> **EXERCISE MATERIAL**
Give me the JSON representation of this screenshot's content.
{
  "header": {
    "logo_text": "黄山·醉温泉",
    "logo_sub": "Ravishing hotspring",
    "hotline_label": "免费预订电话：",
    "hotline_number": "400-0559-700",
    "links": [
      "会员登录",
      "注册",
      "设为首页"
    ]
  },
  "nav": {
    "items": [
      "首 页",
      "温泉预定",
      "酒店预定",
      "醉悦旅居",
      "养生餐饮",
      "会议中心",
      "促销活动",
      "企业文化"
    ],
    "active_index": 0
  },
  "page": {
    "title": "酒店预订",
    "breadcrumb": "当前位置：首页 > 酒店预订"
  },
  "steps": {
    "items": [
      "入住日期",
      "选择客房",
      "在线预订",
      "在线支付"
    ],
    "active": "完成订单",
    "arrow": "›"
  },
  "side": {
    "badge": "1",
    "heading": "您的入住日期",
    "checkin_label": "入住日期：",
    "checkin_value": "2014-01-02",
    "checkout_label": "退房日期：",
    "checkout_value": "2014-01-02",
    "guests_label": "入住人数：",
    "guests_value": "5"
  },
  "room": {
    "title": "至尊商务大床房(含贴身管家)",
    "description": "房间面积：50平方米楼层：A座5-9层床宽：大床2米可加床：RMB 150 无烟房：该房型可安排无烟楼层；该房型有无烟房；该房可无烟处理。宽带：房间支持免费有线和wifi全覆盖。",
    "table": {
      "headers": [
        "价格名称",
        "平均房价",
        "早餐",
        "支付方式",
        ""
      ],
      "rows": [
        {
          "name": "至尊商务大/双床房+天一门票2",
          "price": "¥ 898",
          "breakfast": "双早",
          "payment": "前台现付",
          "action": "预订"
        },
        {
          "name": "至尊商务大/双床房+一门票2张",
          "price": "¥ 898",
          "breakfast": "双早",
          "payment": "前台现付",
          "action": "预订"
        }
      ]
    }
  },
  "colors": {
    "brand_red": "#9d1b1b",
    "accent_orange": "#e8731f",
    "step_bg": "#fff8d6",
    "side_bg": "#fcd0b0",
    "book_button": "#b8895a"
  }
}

> **AIM**
What do the records say? Quote them all exactly.

> **SOLVED PROBLEM**
Give me the JSON representation of this screenshot's content.
{
  "header": {
    "logo_text": "黄山·醉温泉",
    "logo_sub": "Ravishing hotspring",
    "hotline_label": "免费预订电话：",
    "hotline_number": "400-0559-700",
    "links": [
      "会员登录",
      "注册",
      "设为首页"
    ]
  },
  "nav": {
    "items": [
      "首 页",
      "温泉预定",
      "酒店预定",
      "醉悦旅居",
      "养生餐饮",
      "会议中心",
      "促销活动",
      "企业文化"
    ],
    "active_index": 0
  },
  "page": {
    "title": "酒店预订",
    "breadcrumb": "当前位置：首页 > 酒店预订"
  },
  "steps": {
    "items": [
      "入住日期",
      "选择客房",
      "在线预订",
      "在线支付"
    ],
    "active": "完成订单",
    "arrow": "›"
  },
  "side": {
    "badge": "1",
    "heading": "您的入住日期",
    "checkin_label": "入住日期：",
    "checkin_value": "2014-01-02",
    "checkout_label": "退房日期：",
    "checkout_value": "2014-01-02",
    "guests_label": "入住人数：",
    "guests_value": "5"
  },
  "room": {
    "title": "至尊商务大床房(含贴身管家)",
    "description": "房间面积：50平方米楼层：A座5-9层床宽：大床2米可加床：RMB 150 无烟房：该房型可安排无烟楼层；该房型有无烟房；该房可无烟处理。宽带：房间支持免费有线和wifi全覆盖。",
    "table": {
      "headers": [
        "价格名称",
        "平均房价",
        "早餐",
        "支付方式",
        ""
      ],
      "rows": [
        {
          "name": "至尊商务大/双床房+天一门票2",
          "price": "¥ 898",
          "breakfast": "双早",
          "payment": "前台现付",
          "action": "预订"
        },
        {
          "name": "至尊商务大/双床房+一门票2张",
          "price": "¥ 898",
          "breakfast": "双早",
          "payment": "前台现付",
          "action": "预订"
        }
      ]
    }
  },
  "colors": {
    "brand_red": "#9d1b1b",
    "accent_orange": "#e8731f",
    "step_bg": "#fff8d6",
    "side_bg": "#fcd0b0",
    "book_button": "#b8895a"
  }
}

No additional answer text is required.